##### DATA SUPPLIED #####

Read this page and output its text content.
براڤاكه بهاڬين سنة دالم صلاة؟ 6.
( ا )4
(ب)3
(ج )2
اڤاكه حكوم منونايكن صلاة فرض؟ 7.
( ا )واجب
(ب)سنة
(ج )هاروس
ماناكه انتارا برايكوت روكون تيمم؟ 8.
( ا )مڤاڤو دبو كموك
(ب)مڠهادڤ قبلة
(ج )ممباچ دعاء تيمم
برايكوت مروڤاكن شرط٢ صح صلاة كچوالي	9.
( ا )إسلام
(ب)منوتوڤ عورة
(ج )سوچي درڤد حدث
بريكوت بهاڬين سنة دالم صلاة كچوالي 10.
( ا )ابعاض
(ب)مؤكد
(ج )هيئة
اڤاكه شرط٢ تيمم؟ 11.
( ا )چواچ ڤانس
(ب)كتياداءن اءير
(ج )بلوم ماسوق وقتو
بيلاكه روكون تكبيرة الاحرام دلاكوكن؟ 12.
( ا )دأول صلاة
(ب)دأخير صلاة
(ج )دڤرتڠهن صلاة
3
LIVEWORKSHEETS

#####

=== PROBLEM REQUIREMENTS ===
Which lines in the listing above hold the word "كچوالي"? Show each of them.

=== RESULT ===
برايكوت مروڤاكن شرط٢ صح صلاة كچوالي	9.
بريكوت بهاڬين سنة دالم صلاة كچوالي 10.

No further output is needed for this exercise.